▸ Directive:
Every entry needs to be printed exactly, please.
---------- Input data
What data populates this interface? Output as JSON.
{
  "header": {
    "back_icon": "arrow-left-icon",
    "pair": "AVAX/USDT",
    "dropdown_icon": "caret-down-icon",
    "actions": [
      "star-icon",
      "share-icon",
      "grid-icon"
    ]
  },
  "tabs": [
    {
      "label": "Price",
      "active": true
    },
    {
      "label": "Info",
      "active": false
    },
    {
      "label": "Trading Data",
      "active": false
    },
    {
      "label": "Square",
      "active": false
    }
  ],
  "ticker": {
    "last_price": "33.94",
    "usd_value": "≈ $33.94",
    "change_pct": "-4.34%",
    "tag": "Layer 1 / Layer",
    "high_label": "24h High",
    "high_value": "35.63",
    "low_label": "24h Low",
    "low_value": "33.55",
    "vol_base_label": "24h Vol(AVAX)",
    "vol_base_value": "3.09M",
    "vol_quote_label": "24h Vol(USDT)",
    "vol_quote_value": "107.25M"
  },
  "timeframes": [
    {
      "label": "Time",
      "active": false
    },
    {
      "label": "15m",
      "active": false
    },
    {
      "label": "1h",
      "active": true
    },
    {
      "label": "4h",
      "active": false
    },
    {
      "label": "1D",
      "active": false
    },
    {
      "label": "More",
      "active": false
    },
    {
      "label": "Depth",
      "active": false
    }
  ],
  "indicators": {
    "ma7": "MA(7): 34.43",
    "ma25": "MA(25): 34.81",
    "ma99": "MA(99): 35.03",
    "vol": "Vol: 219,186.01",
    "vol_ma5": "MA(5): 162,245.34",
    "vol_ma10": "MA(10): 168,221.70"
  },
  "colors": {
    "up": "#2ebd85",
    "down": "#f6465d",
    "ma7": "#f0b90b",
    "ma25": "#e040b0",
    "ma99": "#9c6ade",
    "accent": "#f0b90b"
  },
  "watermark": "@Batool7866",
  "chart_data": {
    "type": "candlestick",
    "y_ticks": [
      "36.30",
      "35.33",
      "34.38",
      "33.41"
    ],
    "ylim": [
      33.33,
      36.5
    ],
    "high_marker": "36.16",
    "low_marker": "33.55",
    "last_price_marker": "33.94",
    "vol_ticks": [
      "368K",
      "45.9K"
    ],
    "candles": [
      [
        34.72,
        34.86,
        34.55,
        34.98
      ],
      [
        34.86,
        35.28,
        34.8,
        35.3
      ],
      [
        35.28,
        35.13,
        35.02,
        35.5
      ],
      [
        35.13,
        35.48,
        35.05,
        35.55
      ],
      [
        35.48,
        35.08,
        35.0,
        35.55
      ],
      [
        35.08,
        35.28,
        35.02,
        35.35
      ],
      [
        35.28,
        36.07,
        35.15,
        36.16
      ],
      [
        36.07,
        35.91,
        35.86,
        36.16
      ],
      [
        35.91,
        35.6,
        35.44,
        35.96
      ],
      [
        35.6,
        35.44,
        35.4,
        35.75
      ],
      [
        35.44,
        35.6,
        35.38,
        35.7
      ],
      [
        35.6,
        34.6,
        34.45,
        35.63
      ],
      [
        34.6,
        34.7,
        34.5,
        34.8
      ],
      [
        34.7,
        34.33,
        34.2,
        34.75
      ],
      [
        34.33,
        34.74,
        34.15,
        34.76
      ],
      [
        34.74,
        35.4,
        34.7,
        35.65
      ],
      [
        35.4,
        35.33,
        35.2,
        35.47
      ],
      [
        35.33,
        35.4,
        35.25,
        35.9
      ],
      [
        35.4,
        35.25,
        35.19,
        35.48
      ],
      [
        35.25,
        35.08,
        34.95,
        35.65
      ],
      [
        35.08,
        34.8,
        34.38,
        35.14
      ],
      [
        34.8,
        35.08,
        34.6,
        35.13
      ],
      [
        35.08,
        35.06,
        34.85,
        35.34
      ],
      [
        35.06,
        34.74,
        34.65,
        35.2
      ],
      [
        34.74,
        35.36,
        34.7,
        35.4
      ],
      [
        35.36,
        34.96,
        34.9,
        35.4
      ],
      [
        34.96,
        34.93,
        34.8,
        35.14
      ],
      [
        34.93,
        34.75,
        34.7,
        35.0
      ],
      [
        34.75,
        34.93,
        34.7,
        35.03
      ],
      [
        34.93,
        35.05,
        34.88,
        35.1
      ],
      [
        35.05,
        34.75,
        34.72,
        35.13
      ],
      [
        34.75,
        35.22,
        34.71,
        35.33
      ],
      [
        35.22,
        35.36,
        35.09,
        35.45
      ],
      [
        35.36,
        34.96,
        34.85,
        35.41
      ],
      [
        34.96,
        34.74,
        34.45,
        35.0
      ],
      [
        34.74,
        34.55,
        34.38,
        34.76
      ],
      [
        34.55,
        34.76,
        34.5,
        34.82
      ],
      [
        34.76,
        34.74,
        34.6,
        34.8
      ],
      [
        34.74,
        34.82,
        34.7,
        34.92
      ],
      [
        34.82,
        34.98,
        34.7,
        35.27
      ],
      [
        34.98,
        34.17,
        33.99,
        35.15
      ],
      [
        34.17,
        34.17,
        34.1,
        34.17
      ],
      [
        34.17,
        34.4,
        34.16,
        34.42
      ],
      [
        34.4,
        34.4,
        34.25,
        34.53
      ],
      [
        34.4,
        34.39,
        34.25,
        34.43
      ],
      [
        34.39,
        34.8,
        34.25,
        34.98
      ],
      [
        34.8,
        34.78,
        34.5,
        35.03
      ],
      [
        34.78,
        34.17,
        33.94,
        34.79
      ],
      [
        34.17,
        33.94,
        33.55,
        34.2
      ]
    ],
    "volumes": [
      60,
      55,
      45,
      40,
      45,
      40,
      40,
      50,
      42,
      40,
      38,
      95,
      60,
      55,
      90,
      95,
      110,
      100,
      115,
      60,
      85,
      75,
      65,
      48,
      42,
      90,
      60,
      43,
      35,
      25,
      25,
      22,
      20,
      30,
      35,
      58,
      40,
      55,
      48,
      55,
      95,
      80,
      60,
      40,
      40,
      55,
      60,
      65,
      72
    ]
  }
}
--------------------
▸ Reply to the task:
What data populates this interface? Output as JSON.
{
  "header": {
    "back_icon": "arrow-left-icon",
    "pair": "AVAX/USDT",
    "dropdown_icon": "caret-down-icon",
    "actions": [
      "star-icon",
      "share-icon",
      "grid-icon"
    ]
  },
  "tabs": [
    {
      "label": "Price",
      "active": true
    },
    {
      "label": "Info",
      "active": false
    },
    {
      "label": "Trading Data",
      "active": false
    },
    {
      "label": "Square",
      "active": false
    }
  ],
  "ticker": {
    "last_price": "33.94",
    "usd_value": "≈ $33.94",
    "change_pct": "-4.34%",
    "tag": "Layer 1 / Layer",
    "high_label": "24h High",
    "high_value": "35.63",
    "low_label": "24h Low",
    "low_value": "33.55",
    "vol_base_label": "24h Vol(AVAX)",
    "vol_base_value": "3.09M",
    "vol_quote_label": "24h Vol(USDT)",
    "vol_quote_value": "107.25M"
  },
  "timeframes": [
    {
      "label": "Time",
      "active": false
    },
    {
      "label": "15m",
      "active": false
    },
    {
      "label": "1h",
      "active": true
    },
    {
      "label": "4h",
      "active": false
    },
    {
      "label": "1D",
      "active": false
    },
    {
      "label": "More",
      "active": false
    },
    {
      "label": "Depth",
      "active": false
    }
  ],
  "indicators": {
    "ma7": "MA(7): 34.43",
    "ma25": "MA(25): 34.81",
    "ma99": "MA(99): 35.03",
    "vol": "Vol: 219,186.01",
    "vol_ma5": "MA(5): 162,245.34",
    "vol_ma10": "MA(10): 168,221.70"
  },
  "colors": {
    "up": "#2ebd85",
    "down": "#f6465d",
    "ma7": "#f0b90b",
    "ma25": "#e040b0",
    "ma99": "#9c6ade",
    "accent": "#f0b90b"
  },
  "watermark": "@Batool7866",
  "chart_data": {
    "type": "candlestick",
    "y_ticks": [
      "36.30",
      "35.33",
      "34.38",
      "33.41"
    ],
    "ylim": [
      33.33,
      36.5
    ],
    "high_marker": "36.16",
    "low_marker": "33.55",
    "last_price_marker": "33.94",
    "vol_ticks": [
      "368K",
      "45.9K"
    ],
    "candles": [
      [
        34.72,
        34.86,
        34.55,
        34.98
      ],
      [
        34.86,
        35.28,
        34.8,
        35.3
      ],
      [
        35.28,
        35.13,
        35.02,
        35.5
      ],
      [
        35.13,
        35.48,
        35.05,
        35.55
      ],
      [
        35.48,
        35.08,
        35.0,
        35.55
      ],
      [
        35.08,
        35.28,
        35.02,
        35.35
      ],
      [
        35.28,
        36.07,
        35.15,
        36.16
      ],
      [
        36.07,
        35.91,
        35.86,
        36.16
      ],
      [
        35.91,
        35.6,
        35.44,
        35.96
      ],
      [
        35.6,
        35.44,
        35.4,
        35.75
      ],
      [
        35.44,
        35.6,
        35.38,
        35.7
      ],
      [
        35.6,
        34.6,
        34.45,
        35.63
      ],
      [
        34.6,
        34.7,
        34.5,
        34.8
      ],
      [
        34.7,
        34.33,
        34.2,
        34.75
      ],
      [
        34.33,
        34.74,
        34.15,
        34.76
      ],
      [
        34.74,
        35.4,
        34.7,
        35.65
      ],
      [
        35.4,
        35.33,
        35.2,
        35.47
      ],
      [
        35.33,
        35.4,
        35.25,
        35.9
      ],
      [
        35.4,
        35.25,
        35.19,
        35.48
      ],
      [
        35.25,
        35.08,
        34.95,
        35.65
      ],
      [
        35.08,
        34.8,
        34.38,
        35.14
      ],
      [
        34.8,
        35.08,
        34.6,
        35.13
      ],
      [
        35.08,
        35.06,
        34.85,
        35.34
      ],
      [
        35.06,
        34.74,
        34.65,
        35.2
      ],
      [
        34.74,
        35.36,
        34.7,
        35.4
      ],
      [
        35.36,
        34.96,
        34.9,
        35.4
      ],
      [
        34.96,
        34.93,
        34.8,
        35.14
      ],
      [
        34.93,
        34.75,
        34.7,
        35.0
      ],
      [
        34.75,
        34.93,
        34.7,
        35.03
      ],
      [
        34.93,
        35.05,
        34.88,
        35.1
      ],
      [
        35.05,
        34.75,
        34.72,
        35.13
      ],
      [
        34.75,
        35.22,
        34.71,
        35.33
      ],
      [
        35.22,
        35.36,
        35.09,
        35.45
      ],
      [
        35.36,
        34.96,
        34.85,
        35.41
      ],
      [
        34.96,
        34.74,
        34.45,
        35.0
      ],
      [
        34.74,
        34.55,
        34.38,
        34.76
      ],
      [
        34.55,
        34.76,
        34.5,
        34.82
      ],
      [
        34.76,
        34.74,
        34.6,
        34.8
      ],
      [
        34.74,
        34.82,
        34.7,
        34.92
      ],
      [
        34.82,
        34.98,
        34.7,
        35.27
      ],
      [
        34.98,
        34.17,
        33.99,
        35.15
      ],
      [
        34.17,
        34.17,
        34.1,
        34.17
      ],
      [
        34.17,
        34.4,
        34.16,
        34.42
      ],
      [
        34.4,
        34.4,
        34.25,
        34.53
      ],
      [
        34.4,
        34.39,
        34.25,
        34.43
      ],
      [
        34.39,
        34.8,
        34.25,
        34.98
      ],
      [
        34.8,
        34.78,
        34.5,
        35.03
      ],
      [
        34.78,
        34.17,
        33.94,
        34.79
      ],
      [
        34.17,
        33.94,
        33.55,
        34.2
      ]
    ],
    "volumes": [
      60,
      55,
      45,
      40,
      45,
      40,
      40,
      50,
      42,
      40,
      38,
      95,
      60,
      55,
      90,
      95,
      110,
      100,
      115,
      60,
      85,
      75,
      65,
      48,
      42,
      90,
      60,
      43,
      35,
      25,
      25,
      22,
      20,
      30,
      35,
      58,
      40,
      55,
      48,
      55,
      95,
      80,
      60,
      40,
      40,
      55,
      60,
      65,
      72
    ]
  }
}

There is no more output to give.